[Begin Provided records]

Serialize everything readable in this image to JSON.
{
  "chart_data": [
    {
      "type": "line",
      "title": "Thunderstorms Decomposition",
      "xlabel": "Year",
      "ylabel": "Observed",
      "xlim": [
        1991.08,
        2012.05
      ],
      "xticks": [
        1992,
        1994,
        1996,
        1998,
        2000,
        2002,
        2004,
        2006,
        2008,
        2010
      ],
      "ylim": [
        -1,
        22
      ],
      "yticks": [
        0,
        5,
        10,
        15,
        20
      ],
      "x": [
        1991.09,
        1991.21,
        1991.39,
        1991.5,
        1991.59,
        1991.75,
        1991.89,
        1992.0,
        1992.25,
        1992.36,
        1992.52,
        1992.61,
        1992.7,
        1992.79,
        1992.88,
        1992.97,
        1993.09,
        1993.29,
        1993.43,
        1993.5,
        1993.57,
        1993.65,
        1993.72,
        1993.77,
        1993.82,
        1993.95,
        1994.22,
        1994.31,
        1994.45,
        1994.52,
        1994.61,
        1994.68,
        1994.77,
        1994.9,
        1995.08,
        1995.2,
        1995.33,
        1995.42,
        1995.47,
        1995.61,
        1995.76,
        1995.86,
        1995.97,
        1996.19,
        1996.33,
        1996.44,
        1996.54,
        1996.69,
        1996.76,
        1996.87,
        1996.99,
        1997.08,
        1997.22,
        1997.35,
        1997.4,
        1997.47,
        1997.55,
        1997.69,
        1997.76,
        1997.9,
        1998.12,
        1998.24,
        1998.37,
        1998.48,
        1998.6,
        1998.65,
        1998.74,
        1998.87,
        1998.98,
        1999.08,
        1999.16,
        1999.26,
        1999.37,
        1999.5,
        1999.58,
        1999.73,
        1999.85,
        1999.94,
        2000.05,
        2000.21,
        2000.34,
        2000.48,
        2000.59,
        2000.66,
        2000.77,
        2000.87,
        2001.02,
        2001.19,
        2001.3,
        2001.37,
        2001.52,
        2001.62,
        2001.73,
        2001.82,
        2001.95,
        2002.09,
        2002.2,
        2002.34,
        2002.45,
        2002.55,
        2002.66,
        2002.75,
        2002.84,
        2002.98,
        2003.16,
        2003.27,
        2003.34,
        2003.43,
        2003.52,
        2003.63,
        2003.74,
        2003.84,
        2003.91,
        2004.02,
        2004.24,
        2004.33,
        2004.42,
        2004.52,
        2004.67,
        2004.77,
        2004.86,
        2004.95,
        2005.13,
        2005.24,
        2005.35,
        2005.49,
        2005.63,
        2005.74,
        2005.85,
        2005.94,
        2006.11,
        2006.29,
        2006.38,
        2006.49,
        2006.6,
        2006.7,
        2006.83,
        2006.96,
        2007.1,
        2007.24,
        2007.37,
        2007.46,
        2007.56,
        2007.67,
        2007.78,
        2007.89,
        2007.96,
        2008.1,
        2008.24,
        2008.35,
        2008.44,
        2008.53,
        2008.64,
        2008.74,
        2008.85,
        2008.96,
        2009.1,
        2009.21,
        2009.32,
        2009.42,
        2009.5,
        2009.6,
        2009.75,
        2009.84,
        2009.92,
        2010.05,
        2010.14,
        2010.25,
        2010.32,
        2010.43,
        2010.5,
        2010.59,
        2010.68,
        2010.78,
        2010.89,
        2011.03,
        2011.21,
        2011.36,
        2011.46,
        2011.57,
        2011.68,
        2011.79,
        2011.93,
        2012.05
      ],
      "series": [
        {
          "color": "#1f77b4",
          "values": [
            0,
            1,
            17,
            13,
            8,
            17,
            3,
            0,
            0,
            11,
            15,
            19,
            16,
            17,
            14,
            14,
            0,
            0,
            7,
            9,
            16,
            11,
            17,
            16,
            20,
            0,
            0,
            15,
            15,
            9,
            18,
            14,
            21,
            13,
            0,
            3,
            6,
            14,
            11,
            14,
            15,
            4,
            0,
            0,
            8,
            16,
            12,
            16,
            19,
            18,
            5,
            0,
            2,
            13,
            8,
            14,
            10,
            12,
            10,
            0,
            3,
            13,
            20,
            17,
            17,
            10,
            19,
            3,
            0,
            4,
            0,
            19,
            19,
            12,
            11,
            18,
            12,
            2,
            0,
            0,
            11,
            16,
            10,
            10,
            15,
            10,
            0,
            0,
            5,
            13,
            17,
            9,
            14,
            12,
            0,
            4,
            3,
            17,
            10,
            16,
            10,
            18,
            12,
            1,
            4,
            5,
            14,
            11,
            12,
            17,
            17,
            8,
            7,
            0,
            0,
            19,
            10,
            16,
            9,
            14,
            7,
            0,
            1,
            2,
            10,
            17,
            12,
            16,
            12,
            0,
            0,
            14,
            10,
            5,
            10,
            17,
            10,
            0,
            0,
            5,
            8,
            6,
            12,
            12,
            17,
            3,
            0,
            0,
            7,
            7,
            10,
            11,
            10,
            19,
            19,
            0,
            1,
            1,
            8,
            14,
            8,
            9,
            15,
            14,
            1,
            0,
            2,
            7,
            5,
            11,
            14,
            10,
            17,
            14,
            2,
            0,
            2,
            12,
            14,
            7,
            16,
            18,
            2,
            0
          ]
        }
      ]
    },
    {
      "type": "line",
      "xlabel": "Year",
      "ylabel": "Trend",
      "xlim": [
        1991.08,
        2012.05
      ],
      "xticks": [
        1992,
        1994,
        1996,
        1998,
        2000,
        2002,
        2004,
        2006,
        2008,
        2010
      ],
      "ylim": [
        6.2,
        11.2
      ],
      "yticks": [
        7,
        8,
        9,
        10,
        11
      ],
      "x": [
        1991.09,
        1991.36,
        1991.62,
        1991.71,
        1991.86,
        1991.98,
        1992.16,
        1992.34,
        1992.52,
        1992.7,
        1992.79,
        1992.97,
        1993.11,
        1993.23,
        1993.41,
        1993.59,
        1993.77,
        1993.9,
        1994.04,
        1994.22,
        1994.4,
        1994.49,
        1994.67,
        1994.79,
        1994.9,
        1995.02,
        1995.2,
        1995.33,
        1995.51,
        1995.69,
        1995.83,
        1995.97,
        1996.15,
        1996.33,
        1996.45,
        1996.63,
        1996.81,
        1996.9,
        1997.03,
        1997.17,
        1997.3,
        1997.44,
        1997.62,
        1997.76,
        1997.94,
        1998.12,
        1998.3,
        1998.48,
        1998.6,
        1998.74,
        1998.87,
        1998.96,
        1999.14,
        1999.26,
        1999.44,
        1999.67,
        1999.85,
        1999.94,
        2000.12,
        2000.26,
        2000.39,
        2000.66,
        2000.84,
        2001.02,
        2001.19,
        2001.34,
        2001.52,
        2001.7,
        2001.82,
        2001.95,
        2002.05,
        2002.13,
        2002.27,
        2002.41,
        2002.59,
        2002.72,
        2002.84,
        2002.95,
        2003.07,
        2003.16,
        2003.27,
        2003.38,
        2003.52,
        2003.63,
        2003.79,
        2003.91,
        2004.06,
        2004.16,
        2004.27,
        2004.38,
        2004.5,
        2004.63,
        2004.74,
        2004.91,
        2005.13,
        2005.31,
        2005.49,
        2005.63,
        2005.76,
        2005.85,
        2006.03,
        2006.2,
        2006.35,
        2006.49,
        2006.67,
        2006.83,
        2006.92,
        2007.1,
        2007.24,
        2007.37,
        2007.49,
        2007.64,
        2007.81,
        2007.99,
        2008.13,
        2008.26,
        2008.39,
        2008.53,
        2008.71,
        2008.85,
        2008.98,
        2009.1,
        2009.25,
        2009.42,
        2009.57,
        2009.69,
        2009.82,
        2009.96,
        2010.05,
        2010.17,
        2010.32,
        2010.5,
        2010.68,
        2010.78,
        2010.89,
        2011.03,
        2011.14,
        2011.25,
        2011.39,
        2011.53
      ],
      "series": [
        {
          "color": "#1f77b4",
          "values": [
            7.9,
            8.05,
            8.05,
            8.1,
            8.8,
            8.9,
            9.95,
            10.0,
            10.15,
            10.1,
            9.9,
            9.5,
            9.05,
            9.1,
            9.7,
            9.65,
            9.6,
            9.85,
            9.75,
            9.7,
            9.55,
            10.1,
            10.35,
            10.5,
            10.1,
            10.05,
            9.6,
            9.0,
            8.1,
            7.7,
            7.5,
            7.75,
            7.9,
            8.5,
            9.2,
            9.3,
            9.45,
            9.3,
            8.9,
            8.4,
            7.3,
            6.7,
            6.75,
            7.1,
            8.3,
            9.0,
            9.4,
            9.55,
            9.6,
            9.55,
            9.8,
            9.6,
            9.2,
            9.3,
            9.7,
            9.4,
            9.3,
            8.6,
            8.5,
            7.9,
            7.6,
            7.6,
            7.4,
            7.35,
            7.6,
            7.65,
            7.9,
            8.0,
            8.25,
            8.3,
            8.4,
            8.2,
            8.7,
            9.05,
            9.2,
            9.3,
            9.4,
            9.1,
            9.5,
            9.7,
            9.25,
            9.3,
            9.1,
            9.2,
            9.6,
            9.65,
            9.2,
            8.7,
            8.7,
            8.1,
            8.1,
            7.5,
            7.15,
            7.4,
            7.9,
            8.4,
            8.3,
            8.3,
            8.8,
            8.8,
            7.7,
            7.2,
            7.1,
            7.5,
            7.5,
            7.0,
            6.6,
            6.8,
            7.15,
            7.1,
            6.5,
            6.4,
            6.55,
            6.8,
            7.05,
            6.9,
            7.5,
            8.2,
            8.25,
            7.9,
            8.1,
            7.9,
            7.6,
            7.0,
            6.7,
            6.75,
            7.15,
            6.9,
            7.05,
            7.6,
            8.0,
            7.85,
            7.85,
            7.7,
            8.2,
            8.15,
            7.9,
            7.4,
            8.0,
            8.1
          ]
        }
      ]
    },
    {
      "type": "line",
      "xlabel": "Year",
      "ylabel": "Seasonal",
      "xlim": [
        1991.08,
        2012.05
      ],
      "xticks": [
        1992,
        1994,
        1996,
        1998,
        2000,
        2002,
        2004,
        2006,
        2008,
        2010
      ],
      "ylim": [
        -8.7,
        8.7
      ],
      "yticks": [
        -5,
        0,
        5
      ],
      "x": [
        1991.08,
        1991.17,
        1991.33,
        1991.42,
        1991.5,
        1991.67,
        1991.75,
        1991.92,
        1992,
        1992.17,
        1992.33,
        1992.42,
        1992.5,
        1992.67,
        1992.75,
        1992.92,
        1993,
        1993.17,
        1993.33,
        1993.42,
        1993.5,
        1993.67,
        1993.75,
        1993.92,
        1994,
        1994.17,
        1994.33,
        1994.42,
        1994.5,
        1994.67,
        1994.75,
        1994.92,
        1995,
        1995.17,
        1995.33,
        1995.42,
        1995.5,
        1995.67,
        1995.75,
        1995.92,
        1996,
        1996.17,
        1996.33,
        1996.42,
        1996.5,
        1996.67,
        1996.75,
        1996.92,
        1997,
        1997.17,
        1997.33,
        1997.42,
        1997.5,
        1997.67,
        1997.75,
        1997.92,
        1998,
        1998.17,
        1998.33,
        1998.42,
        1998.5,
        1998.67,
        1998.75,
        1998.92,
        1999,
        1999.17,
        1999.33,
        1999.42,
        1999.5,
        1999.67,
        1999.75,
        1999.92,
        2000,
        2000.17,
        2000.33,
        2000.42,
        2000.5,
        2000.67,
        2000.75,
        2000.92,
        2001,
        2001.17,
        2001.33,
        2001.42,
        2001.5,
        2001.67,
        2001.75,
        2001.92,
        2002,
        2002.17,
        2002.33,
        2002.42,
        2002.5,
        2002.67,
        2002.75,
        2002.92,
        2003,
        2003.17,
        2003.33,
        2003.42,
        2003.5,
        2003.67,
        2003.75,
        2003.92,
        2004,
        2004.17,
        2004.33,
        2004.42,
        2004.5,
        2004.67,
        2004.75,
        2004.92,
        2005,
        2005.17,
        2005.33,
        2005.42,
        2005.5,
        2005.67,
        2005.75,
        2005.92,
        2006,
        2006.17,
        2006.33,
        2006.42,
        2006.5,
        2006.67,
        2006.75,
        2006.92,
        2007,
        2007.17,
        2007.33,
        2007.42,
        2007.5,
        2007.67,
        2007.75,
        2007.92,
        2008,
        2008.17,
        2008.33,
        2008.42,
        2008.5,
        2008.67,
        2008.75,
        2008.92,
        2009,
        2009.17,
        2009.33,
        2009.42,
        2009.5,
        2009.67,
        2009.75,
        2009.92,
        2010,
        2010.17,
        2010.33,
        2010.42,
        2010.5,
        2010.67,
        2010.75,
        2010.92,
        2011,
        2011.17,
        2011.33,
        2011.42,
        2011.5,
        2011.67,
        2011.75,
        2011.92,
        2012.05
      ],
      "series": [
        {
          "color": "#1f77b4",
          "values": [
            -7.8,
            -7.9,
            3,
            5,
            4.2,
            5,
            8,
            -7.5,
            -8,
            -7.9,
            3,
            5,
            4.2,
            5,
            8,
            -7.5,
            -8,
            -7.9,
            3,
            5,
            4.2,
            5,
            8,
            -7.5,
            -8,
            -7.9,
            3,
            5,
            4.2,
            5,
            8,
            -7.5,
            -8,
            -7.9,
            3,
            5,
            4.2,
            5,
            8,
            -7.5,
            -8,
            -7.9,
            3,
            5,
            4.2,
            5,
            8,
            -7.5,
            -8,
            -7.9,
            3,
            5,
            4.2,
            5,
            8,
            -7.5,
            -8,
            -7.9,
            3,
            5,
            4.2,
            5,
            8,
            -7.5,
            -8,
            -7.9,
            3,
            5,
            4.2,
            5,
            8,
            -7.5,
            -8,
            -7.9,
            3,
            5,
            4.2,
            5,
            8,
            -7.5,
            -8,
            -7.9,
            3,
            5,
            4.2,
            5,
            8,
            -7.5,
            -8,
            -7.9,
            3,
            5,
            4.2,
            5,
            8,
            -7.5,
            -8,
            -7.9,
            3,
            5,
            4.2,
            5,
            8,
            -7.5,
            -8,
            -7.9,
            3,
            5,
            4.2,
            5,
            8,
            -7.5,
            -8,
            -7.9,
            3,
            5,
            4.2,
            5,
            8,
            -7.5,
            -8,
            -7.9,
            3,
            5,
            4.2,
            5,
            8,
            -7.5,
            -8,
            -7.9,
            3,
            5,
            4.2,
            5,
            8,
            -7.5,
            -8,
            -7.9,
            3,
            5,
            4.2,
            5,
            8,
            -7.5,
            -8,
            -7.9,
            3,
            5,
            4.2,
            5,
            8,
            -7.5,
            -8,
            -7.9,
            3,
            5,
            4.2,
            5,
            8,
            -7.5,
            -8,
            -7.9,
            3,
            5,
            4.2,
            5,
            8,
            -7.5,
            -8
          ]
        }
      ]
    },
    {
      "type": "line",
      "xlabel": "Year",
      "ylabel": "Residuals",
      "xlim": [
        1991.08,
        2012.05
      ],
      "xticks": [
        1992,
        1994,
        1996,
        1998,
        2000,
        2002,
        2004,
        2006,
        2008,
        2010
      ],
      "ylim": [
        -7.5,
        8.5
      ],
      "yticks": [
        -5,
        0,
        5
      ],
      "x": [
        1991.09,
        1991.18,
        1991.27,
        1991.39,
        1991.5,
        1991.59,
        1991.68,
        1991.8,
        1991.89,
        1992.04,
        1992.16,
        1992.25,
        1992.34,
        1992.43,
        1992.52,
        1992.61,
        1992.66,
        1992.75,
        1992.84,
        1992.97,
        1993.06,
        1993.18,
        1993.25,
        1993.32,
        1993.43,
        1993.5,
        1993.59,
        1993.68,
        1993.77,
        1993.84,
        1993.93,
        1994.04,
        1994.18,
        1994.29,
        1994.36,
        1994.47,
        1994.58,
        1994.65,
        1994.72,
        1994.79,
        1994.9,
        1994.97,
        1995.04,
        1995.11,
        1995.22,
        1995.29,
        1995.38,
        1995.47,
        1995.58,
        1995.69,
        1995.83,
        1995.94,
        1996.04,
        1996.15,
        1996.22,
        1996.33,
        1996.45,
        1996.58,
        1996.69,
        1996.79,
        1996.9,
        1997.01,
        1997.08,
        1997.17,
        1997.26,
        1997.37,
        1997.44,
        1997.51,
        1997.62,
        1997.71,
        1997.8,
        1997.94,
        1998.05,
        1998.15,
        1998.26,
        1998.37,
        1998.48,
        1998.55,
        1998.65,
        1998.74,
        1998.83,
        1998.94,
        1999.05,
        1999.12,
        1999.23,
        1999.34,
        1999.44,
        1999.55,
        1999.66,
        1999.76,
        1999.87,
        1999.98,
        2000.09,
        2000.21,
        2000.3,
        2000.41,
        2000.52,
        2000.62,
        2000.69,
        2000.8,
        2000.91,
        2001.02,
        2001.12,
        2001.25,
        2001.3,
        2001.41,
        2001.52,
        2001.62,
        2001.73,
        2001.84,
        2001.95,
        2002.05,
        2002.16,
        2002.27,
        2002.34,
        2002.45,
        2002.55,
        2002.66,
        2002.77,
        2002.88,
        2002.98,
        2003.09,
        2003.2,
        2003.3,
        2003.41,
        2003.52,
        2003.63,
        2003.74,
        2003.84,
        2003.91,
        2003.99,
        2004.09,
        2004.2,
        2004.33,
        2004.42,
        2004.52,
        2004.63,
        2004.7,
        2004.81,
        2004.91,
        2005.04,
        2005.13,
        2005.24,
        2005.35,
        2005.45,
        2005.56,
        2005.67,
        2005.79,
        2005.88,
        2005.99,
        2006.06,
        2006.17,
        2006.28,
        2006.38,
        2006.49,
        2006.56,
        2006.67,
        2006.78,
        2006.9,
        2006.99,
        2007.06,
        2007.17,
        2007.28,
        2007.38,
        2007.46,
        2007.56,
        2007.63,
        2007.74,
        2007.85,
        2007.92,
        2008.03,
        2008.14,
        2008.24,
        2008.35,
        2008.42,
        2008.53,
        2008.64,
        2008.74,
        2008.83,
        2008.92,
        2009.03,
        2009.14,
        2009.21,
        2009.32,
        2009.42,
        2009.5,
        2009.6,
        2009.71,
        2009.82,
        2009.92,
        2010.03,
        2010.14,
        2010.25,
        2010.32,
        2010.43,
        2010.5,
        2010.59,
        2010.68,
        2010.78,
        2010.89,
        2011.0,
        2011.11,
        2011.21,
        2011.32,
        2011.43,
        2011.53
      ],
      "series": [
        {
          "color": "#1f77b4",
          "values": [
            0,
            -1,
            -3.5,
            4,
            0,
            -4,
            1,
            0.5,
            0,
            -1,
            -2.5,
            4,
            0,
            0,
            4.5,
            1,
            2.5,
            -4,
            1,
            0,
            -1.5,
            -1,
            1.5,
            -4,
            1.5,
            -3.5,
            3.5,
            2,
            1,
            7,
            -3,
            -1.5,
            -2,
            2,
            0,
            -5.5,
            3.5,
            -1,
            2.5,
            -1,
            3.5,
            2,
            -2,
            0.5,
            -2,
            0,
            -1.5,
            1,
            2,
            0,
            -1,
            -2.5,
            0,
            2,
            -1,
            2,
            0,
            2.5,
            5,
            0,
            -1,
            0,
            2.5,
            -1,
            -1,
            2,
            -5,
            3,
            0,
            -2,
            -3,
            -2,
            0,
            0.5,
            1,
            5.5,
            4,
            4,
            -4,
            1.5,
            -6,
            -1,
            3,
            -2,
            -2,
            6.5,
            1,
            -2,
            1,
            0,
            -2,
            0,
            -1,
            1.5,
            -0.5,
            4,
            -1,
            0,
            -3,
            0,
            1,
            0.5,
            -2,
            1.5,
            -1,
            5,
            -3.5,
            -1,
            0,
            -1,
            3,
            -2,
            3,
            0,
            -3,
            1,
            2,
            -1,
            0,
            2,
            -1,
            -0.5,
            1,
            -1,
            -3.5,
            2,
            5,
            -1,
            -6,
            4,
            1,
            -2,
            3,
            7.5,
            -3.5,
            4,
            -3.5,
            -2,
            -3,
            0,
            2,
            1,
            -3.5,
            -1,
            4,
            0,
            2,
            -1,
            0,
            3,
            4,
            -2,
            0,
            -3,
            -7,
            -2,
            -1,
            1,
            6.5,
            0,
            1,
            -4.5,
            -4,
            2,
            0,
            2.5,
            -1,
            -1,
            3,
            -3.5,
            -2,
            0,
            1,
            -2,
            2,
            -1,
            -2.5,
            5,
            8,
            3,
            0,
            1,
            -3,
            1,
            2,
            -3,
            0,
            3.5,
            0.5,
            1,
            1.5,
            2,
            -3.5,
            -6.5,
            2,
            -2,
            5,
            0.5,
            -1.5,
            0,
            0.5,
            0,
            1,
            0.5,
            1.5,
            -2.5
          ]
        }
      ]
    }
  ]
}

[End Provided records]

— Exercise task —
Gather each line from the listing above that holds "ylabel".

— Answer for this exercise —
      "ylabel": "Observed",
      "ylabel": "Trend",
      "ylabel": "Seasonal",
      "ylabel": "Residuals",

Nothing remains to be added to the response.